*EXERCISE DESCRIPTION*:
Give a verbatim quotation of every record.

--------------------------------------------------

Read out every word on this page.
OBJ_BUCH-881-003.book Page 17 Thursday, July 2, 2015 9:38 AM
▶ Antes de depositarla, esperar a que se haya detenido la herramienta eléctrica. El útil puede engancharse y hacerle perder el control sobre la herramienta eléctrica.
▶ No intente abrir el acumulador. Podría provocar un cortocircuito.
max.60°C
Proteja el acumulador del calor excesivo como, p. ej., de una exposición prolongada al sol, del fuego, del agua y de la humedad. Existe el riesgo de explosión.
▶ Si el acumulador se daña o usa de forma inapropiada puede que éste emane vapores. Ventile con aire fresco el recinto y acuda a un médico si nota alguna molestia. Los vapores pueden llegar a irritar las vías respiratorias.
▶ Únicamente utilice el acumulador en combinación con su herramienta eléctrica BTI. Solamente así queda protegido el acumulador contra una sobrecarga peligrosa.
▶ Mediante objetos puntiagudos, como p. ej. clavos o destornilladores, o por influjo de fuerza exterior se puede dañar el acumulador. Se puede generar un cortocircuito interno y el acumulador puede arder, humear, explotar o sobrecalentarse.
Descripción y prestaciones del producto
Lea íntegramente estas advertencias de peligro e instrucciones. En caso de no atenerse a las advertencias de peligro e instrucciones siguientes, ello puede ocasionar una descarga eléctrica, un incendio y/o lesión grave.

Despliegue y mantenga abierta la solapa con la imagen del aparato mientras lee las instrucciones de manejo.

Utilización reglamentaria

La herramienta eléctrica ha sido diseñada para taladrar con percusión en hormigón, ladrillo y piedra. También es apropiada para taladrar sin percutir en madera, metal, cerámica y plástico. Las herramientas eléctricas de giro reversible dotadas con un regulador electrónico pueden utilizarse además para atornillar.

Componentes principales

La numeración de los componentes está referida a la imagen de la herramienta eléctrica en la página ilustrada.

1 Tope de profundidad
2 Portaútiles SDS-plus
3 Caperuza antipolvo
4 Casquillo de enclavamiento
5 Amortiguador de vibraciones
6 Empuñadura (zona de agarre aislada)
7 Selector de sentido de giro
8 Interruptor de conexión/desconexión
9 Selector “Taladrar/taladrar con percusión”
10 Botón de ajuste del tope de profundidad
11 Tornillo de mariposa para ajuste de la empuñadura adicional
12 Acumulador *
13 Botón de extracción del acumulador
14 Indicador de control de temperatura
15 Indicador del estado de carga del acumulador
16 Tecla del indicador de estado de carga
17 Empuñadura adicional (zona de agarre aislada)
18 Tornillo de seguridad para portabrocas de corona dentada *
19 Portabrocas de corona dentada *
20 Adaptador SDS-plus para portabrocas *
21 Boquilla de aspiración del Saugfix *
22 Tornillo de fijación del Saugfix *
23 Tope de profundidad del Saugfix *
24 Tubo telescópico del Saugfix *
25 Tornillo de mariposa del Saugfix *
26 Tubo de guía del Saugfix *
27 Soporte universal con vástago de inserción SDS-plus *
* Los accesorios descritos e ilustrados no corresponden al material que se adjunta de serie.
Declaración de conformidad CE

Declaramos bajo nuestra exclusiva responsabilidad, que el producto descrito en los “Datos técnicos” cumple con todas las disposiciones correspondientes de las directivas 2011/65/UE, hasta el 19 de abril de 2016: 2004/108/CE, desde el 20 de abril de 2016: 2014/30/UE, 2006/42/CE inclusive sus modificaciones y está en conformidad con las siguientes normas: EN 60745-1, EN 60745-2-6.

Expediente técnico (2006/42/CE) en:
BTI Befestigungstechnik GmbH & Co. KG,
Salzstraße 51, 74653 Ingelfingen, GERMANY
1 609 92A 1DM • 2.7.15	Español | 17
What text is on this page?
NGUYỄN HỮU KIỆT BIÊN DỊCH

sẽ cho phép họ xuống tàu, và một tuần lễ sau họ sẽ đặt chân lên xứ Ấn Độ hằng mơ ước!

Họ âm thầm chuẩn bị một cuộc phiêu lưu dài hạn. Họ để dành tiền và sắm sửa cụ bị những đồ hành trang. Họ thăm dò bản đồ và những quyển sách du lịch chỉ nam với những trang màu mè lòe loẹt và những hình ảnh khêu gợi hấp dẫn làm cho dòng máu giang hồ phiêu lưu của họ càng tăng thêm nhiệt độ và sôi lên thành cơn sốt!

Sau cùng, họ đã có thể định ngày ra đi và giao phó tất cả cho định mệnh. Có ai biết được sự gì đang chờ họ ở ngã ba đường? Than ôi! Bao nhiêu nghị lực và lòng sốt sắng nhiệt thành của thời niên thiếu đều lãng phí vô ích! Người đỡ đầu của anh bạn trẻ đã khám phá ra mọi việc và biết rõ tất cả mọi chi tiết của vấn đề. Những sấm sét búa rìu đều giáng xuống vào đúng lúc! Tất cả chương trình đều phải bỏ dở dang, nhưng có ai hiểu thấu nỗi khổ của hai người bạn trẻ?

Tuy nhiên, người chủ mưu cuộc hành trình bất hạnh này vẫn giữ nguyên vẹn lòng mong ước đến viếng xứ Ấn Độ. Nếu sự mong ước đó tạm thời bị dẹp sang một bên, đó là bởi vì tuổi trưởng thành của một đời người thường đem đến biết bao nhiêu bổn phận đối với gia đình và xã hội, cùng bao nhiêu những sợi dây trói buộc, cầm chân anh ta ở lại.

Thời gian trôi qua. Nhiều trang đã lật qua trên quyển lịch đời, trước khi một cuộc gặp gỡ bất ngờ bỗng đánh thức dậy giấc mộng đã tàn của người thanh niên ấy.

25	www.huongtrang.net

--------------------------------------------------

*EXERCISE SOLUTION*:
Read out every word on this page.
OBJ_BUCH-881-003.book Page 17 Thursday, July 2, 2015 9:38 AM
▶ Antes de depositarla, esperar a que se haya detenido la herramienta eléctrica. El útil puede engancharse y hacerle perder el control sobre la herramienta eléctrica.
▶ No intente abrir el acumulador. Podría provocar un cortocircuito.
max.60°C
Proteja el acumulador del calor excesivo como, p. ej., de una exposición prolongada al sol, del fuego, del agua y de la humedad. Existe el riesgo de explosión.
▶ Si el acumulador se daña o usa de forma inapropiada puede que éste emane vapores. Ventile con aire fresco el recinto y acuda a un médico si nota alguna molestia. Los vapores pueden llegar a irritar las vías respiratorias.
▶ Únicamente utilice el acumulador en combinación con su herramienta eléctrica BTI. Solamente así queda protegido el acumulador contra una sobrecarga peligrosa.
▶ Mediante objetos puntiagudos, como p. ej. clavos o destornilladores, o por influjo de fuerza exterior se puede dañar el acumulador. Se puede generar un cortocircuito interno y el acumulador puede arder, humear, explotar o sobrecalentarse.
Descripción y prestaciones del producto
Lea íntegramente estas advertencias de peligro e instrucciones. En caso de no atenerse a las advertencias de peligro e instrucciones siguientes, ello puede ocasionar una descarga eléctrica, un incendio y/o lesión grave.

Despliegue y mantenga abierta la solapa con la imagen del aparato mientras lee las instrucciones de manejo.

Utilización reglamentaria

La herramienta eléctrica ha sido diseñada para taladrar con percusión en hormigón, ladrillo y piedra. También es apropiada para taladrar sin percutir en madera, metal, cerámica y plástico. Las herramientas eléctricas de giro reversible dotadas con un regulador electrónico pueden utilizarse además para atornillar.

Componentes principales

La numeración de los componentes está referida a la imagen de la herramienta eléctrica en la página ilustrada.

1 Tope de profundidad
2 Portaútiles SDS-plus
3 Caperuza antipolvo
4 Casquillo de enclavamiento
5 Amortiguador de vibraciones
6 Empuñadura (zona de agarre aislada)
7 Selector de sentido de giro
8 Interruptor de conexión/desconexión
9 Selector “Taladrar/taladrar con percusión”
10 Botón de ajuste del tope de profundidad
11 Tornillo de mariposa para ajuste de la empuñadura adicional
12 Acumulador *
13 Botón de extracción del acumulador
14 Indicador de control de temperatura
15 Indicador del estado de carga del acumulador
16 Tecla del indicador de estado de carga
17 Empuñadura adicional (zona de agarre aislada)
18 Tornillo de seguridad para portabrocas de corona dentada *
19 Portabrocas de corona dentada *
20 Adaptador SDS-plus para portabrocas *
21 Boquilla de aspiración del Saugfix *
22 Tornillo de fijación del Saugfix *
23 Tope de profundidad del Saugfix *
24 Tubo telescópico del Saugfix *
25 Tornillo de mariposa del Saugfix *
26 Tubo de guía del Saugfix *
27 Soporte universal con vástago de inserción SDS-plus *
* Los accesorios descritos e ilustrados no corresponden al material que se adjunta de serie.
Declaración de conformidad CE

Declaramos bajo nuestra exclusiva responsabilidad, que el producto descrito en los “Datos técnicos” cumple con todas las disposiciones correspondientes de las directivas 2011/65/UE, hasta el 19 de abril de 2016: 2004/108/CE, desde el 20 de abril de 2016: 2014/30/UE, 2006/42/CE inclusive sus modificaciones y está en conformidad con las siguientes normas: EN 60745-1, EN 60745-2-6.

Expediente técnico (2006/42/CE) en:
BTI Befestigungstechnik GmbH & Co. KG,
Salzstraße 51, 74653 Ingelfingen, GERMANY
1 609 92A 1DM • 2.7.15	Español | 17
What text is on this page?
NGUYỄN HỮU KIỆT BIÊN DỊCH

sẽ cho phép họ xuống tàu, và một tuần lễ sau họ sẽ đặt chân lên xứ Ấn Độ hằng mơ ước!

Họ âm thầm chuẩn bị một cuộc phiêu lưu dài hạn. Họ để dành tiền và sắm sửa cụ bị những đồ hành trang. Họ thăm dò bản đồ và những quyển sách du lịch chỉ nam với những trang màu mè lòe loẹt và những hình ảnh khêu gợi hấp dẫn làm cho dòng máu giang hồ phiêu lưu của họ càng tăng thêm nhiệt độ và sôi lên thành cơn sốt!

Sau cùng, họ đã có thể định ngày ra đi và giao phó tất cả cho định mệnh. Có ai biết được sự gì đang chờ họ ở ngã ba đường? Than ôi! Bao nhiêu nghị lực và lòng sốt sắng nhiệt thành của thời niên thiếu đều lãng phí vô ích! Người đỡ đầu của anh bạn trẻ đã khám phá ra mọi việc và biết rõ tất cả mọi chi tiết của vấn đề. Những sấm sét búa rìu đều giáng xuống vào đúng lúc! Tất cả chương trình đều phải bỏ dở dang, nhưng có ai hiểu thấu nỗi khổ của hai người bạn trẻ?

Tuy nhiên, người chủ mưu cuộc hành trình bất hạnh này vẫn giữ nguyên vẹn lòng mong ước đến viếng xứ Ấn Độ. Nếu sự mong ước đó tạm thời bị dẹp sang một bên, đó là bởi vì tuổi trưởng thành của một đời người thường đem đến biết bao nhiêu bổn phận đối với gia đình và xã hội, cùng bao nhiêu những sợi dây trói buộc, cầm chân anh ta ở lại.

Thời gian trôi qua. Nhiều trang đã lật qua trên quyển lịch đời, trước khi một cuộc gặp gỡ bất ngờ bỗng đánh thức dậy giấc mộng đã tàn của người thanh niên ấy.

25	www.huongtrang.net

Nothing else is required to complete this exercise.